-- Required work --
Print the whole listing exactly.

-- Records provided --
※ ※ ※

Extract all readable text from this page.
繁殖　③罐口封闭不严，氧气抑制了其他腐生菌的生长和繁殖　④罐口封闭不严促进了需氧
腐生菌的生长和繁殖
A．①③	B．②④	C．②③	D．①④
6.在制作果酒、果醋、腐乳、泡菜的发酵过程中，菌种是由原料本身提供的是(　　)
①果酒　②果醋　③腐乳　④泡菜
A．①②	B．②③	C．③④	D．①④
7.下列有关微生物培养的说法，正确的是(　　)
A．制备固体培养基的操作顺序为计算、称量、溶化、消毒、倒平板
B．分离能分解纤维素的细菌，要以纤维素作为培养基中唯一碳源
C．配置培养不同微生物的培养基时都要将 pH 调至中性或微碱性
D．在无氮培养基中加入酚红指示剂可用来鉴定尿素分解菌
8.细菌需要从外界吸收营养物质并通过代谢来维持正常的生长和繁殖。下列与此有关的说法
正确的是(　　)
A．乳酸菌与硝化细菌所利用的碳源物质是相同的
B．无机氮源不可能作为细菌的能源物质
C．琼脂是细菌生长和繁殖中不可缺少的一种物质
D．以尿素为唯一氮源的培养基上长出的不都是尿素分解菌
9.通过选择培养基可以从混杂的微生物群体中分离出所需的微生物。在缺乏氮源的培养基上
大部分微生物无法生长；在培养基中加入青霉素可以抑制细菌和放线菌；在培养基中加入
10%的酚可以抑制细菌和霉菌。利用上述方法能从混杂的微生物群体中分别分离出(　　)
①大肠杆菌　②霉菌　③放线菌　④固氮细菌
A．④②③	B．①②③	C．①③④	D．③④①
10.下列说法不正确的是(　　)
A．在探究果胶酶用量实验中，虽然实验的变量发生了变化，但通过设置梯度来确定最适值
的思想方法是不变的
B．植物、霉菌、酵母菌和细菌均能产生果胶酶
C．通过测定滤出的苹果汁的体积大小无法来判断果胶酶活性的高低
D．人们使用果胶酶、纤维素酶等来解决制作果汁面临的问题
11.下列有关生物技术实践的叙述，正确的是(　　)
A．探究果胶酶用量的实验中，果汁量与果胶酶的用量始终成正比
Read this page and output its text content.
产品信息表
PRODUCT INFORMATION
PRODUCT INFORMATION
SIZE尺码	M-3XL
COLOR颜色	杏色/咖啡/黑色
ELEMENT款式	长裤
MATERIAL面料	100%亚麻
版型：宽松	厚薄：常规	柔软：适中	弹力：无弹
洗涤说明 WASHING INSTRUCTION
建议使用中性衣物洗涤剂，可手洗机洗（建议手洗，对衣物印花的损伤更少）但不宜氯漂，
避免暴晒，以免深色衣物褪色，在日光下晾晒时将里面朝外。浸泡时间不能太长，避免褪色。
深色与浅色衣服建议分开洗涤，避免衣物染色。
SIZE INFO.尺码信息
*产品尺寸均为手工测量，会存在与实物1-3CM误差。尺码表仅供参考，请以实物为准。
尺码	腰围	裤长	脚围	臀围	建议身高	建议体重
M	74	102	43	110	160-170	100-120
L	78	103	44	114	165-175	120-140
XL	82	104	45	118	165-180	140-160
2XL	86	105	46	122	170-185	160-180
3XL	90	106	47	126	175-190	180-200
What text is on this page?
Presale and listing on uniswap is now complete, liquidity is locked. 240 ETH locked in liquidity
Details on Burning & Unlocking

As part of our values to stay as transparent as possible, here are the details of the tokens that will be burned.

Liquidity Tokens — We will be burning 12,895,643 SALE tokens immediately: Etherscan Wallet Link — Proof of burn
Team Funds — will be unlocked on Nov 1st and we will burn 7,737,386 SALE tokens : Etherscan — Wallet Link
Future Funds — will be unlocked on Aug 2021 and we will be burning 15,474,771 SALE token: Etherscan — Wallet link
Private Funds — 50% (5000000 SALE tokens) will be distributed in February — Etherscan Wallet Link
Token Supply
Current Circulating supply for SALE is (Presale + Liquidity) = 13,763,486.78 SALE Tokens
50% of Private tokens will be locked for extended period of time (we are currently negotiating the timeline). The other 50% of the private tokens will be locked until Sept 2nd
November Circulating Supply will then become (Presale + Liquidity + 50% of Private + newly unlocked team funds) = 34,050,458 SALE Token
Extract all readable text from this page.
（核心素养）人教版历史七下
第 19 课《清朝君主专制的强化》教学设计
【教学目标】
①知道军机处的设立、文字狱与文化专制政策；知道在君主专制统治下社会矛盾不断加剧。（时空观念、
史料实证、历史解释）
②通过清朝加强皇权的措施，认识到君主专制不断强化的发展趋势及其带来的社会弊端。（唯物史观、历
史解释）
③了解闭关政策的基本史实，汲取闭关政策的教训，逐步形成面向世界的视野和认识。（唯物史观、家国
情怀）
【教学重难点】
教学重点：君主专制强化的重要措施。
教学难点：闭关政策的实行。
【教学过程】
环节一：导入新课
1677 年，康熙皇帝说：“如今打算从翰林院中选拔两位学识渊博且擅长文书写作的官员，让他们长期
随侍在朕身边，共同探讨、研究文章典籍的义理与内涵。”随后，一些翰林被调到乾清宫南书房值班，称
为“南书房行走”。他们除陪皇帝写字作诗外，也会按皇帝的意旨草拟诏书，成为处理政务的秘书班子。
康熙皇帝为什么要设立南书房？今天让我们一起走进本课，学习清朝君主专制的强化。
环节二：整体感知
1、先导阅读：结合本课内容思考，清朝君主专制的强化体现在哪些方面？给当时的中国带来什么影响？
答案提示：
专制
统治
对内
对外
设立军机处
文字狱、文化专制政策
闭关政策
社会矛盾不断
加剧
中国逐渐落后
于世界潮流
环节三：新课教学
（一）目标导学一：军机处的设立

※ ※ ※

-- Reply --
Extract all readable text from this page.
繁殖　③罐口封闭不严，氧气抑制了其他腐生菌的生长和繁殖　④罐口封闭不严促进了需氧
腐生菌的生长和繁殖
A．①③	B．②④	C．②③	D．①④
6.在制作果酒、果醋、腐乳、泡菜的发酵过程中，菌种是由原料本身提供的是(　　)
①果酒　②果醋　③腐乳　④泡菜
A．①②	B．②③	C．③④	D．①④
7.下列有关微生物培养的说法，正确的是(　　)
A．制备固体培养基的操作顺序为计算、称量、溶化、消毒、倒平板
B．分离能分解纤维素的细菌，要以纤维素作为培养基中唯一碳源
C．配置培养不同微生物的培养基时都要将 pH 调至中性或微碱性
D．在无氮培养基中加入酚红指示剂可用来鉴定尿素分解菌
8.细菌需要从外界吸收营养物质并通过代谢来维持正常的生长和繁殖。下列与此有关的说法
正确的是(　　)
A．乳酸菌与硝化细菌所利用的碳源物质是相同的
B．无机氮源不可能作为细菌的能源物质
C．琼脂是细菌生长和繁殖中不可缺少的一种物质
D．以尿素为唯一氮源的培养基上长出的不都是尿素分解菌
9.通过选择培养基可以从混杂的微生物群体中分离出所需的微生物。在缺乏氮源的培养基上
大部分微生物无法生长；在培养基中加入青霉素可以抑制细菌和放线菌；在培养基中加入
10%的酚可以抑制细菌和霉菌。利用上述方法能从混杂的微生物群体中分别分离出(　　)
①大肠杆菌　②霉菌　③放线菌　④固氮细菌
A．④②③	B．①②③	C．①③④	D．③④①
10.下列说法不正确的是(　　)
A．在探究果胶酶用量实验中，虽然实验的变量发生了变化，但通过设置梯度来确定最适值
的思想方法是不变的
B．植物、霉菌、酵母菌和细菌均能产生果胶酶
C．通过测定滤出的苹果汁的体积大小无法来判断果胶酶活性的高低
D．人们使用果胶酶、纤维素酶等来解决制作果汁面临的问题
11.下列有关生物技术实践的叙述，正确的是(　　)
A．探究果胶酶用量的实验中，果汁量与果胶酶的用量始终成正比
Read this page and output its text content.
产品信息表
PRODUCT INFORMATION
PRODUCT INFORMATION
SIZE尺码	M-3XL
COLOR颜色	杏色/咖啡/黑色
ELEMENT款式	长裤
MATERIAL面料	100%亚麻
版型：宽松	厚薄：常规	柔软：适中	弹力：无弹
洗涤说明 WASHING INSTRUCTION
建议使用中性衣物洗涤剂，可手洗机洗（建议手洗，对衣物印花的损伤更少）但不宜氯漂，
避免暴晒，以免深色衣物褪色，在日光下晾晒时将里面朝外。浸泡时间不能太长，避免褪色。
深色与浅色衣服建议分开洗涤，避免衣物染色。
SIZE INFO.尺码信息
*产品尺寸均为手工测量，会存在与实物1-3CM误差。尺码表仅供参考，请以实物为准。
尺码	腰围	裤长	脚围	臀围	建议身高	建议体重
M	74	102	43	110	160-170	100-120
L	78	103	44	114	165-175	120-140
XL	82	104	45	118	165-180	140-160
2XL	86	105	46	122	170-185	160-180
3XL	90	106	47	126	175-190	180-200
What text is on this page?
Presale and listing on uniswap is now complete, liquidity is locked. 240 ETH locked in liquidity
Details on Burning & Unlocking

As part of our values to stay as transparent as possible, here are the details of the tokens that will be burned.

Liquidity Tokens — We will be burning 12,895,643 SALE tokens immediately: Etherscan Wallet Link — Proof of burn
Team Funds — will be unlocked on Nov 1st and we will burn 7,737,386 SALE tokens : Etherscan — Wallet Link
Future Funds — will be unlocked on Aug 2021 and we will be burning 15,474,771 SALE token: Etherscan — Wallet link
Private Funds — 50% (5000000 SALE tokens) will be distributed in February — Etherscan Wallet Link
Token Supply
Current Circulating supply for SALE is (Presale + Liquidity) = 13,763,486.78 SALE Tokens
50% of Private tokens will be locked for extended period of time (we are currently negotiating the timeline). The other 50% of the private tokens will be locked until Sept 2nd
November Circulating Supply will then become (Presale + Liquidity + 50% of Private + newly unlocked team funds) = 34,050,458 SALE Token
Extract all readable text from this page.
（核心素养）人教版历史七下
第 19 课《清朝君主专制的强化》教学设计
【教学目标】
①知道军机处的设立、文字狱与文化专制政策；知道在君主专制统治下社会矛盾不断加剧。（时空观念、
史料实证、历史解释）
②通过清朝加强皇权的措施，认识到君主专制不断强化的发展趋势及其带来的社会弊端。（唯物史观、历
史解释）
③了解闭关政策的基本史实，汲取闭关政策的教训，逐步形成面向世界的视野和认识。（唯物史观、家国
情怀）
【教学重难点】
教学重点：君主专制强化的重要措施。
教学难点：闭关政策的实行。
【教学过程】
环节一：导入新课
1677 年，康熙皇帝说：“如今打算从翰林院中选拔两位学识渊博且擅长文书写作的官员，让他们长期
随侍在朕身边，共同探讨、研究文章典籍的义理与内涵。”随后，一些翰林被调到乾清宫南书房值班，称
为“南书房行走”。他们除陪皇帝写字作诗外，也会按皇帝的意旨草拟诏书，成为处理政务的秘书班子。
康熙皇帝为什么要设立南书房？今天让我们一起走进本课，学习清朝君主专制的强化。
环节二：整体感知
1、先导阅读：结合本课内容思考，清朝君主专制的强化体现在哪些方面？给当时的中国带来什么影响？
答案提示：
专制
统治
对内
对外
设立军机处
文字狱、文化专制政策
闭关政策
社会矛盾不断
加剧
中国逐渐落后
于世界潮流
环节三：新课教学
（一）目标导学一：军机处的设立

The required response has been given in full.